▶ _INPUT MATERIAL_:
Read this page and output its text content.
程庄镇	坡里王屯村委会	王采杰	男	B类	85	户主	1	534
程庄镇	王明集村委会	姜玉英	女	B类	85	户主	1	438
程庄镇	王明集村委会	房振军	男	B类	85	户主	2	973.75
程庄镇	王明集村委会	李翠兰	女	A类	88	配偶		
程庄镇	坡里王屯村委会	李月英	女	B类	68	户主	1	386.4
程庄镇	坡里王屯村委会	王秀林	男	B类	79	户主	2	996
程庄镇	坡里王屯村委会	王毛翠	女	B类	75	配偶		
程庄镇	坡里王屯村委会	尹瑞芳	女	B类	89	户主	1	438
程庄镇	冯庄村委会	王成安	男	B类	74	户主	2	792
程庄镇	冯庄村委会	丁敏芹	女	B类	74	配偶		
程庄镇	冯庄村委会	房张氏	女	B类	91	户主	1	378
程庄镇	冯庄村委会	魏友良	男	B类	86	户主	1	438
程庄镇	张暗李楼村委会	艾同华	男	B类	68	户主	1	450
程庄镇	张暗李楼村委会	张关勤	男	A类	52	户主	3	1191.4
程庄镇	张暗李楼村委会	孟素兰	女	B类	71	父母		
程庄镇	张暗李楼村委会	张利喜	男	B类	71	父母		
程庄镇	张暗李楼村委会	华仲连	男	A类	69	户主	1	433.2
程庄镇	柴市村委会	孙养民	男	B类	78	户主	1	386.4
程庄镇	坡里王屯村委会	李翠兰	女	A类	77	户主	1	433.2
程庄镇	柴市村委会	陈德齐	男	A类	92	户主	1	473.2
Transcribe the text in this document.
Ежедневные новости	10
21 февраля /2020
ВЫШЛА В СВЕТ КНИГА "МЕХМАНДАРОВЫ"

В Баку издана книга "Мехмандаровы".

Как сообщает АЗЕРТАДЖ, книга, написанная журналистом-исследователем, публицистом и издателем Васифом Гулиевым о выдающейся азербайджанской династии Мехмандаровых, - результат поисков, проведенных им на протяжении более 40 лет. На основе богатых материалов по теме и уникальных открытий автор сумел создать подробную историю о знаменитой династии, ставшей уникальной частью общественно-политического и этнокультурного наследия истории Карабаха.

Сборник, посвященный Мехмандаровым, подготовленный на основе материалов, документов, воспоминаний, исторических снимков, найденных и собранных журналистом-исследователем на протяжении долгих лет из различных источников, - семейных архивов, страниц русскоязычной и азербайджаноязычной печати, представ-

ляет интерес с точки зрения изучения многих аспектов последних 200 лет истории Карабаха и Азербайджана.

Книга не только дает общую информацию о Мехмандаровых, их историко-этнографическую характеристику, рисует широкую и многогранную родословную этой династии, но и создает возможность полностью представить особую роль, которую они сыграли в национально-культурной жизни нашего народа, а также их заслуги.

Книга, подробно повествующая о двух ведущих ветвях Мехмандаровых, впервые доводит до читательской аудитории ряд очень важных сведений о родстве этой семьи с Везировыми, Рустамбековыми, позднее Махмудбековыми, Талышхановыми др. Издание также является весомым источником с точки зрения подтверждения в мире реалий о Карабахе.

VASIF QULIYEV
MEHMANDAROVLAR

▶ _SHORT EXERCISE_: Copy all the records above precisely.

▶ _FULL OUTPUT_:
Read this page and output its text content.
程庄镇	坡里王屯村委会	王采杰	男	B类	85	户主	1	534
程庄镇	王明集村委会	姜玉英	女	B类	85	户主	1	438
程庄镇	王明集村委会	房振军	男	B类	85	户主	2	973.75
程庄镇	王明集村委会	李翠兰	女	A类	88	配偶		
程庄镇	坡里王屯村委会	李月英	女	B类	68	户主	1	386.4
程庄镇	坡里王屯村委会	王秀林	男	B类	79	户主	2	996
程庄镇	坡里王屯村委会	王毛翠	女	B类	75	配偶		
程庄镇	坡里王屯村委会	尹瑞芳	女	B类	89	户主	1	438
程庄镇	冯庄村委会	王成安	男	B类	74	户主	2	792
程庄镇	冯庄村委会	丁敏芹	女	B类	74	配偶		
程庄镇	冯庄村委会	房张氏	女	B类	91	户主	1	378
程庄镇	冯庄村委会	魏友良	男	B类	86	户主	1	438
程庄镇	张暗李楼村委会	艾同华	男	B类	68	户主	1	450
程庄镇	张暗李楼村委会	张关勤	男	A类	52	户主	3	1191.4
程庄镇	张暗李楼村委会	孟素兰	女	B类	71	父母		
程庄镇	张暗李楼村委会	张利喜	男	B类	71	父母		
程庄镇	张暗李楼村委会	华仲连	男	A类	69	户主	1	433.2
程庄镇	柴市村委会	孙养民	男	B类	78	户主	1	386.4
程庄镇	坡里王屯村委会	李翠兰	女	A类	77	户主	1	433.2
程庄镇	柴市村委会	陈德齐	男	A类	92	户主	1	473.2
Transcribe the text in this document.
Ежедневные новости	10
21 февраля /2020
ВЫШЛА В СВЕТ КНИГА "МЕХМАНДАРОВЫ"

В Баку издана книга "Мехмандаровы".

Как сообщает АЗЕРТАДЖ, книга, написанная журналистом-исследователем, публицистом и издателем Васифом Гулиевым о выдающейся азербайджанской династии Мехмандаровых, - результат поисков, проведенных им на протяжении более 40 лет. На основе богатых материалов по теме и уникальных открытий автор сумел создать подробную историю о знаменитой династии, ставшей уникальной частью общественно-политического и этнокультурного наследия истории Карабаха.

Сборник, посвященный Мехмандаровым, подготовленный на основе материалов, документов, воспоминаний, исторических снимков, найденных и собранных журналистом-исследователем на протяжении долгих лет из различных источников, - семейных архивов, страниц русскоязычной и азербайджаноязычной печати, представ-

ляет интерес с точки зрения изучения многих аспектов последних 200 лет истории Карабаха и Азербайджана.

Книга не только дает общую информацию о Мехмандаровых, их историко-этнографическую характеристику, рисует широкую и многогранную родословную этой династии, но и создает возможность полностью представить особую роль, которую они сыграли в национально-культурной жизни нашего народа, а также их заслуги.

Книга, подробно повествующая о двух ведущих ветвях Мехмандаровых, впервые доводит до читательской аудитории ряд очень важных сведений о родстве этой семьи с Везировыми, Рустамбековыми, позднее Махмудбековыми, Талышхановыми др. Издание также является весомым источником с точки зрения подтверждения в мире реалий о Карабахе.

VASIF QULIYEV
MEHMANDAROVLAR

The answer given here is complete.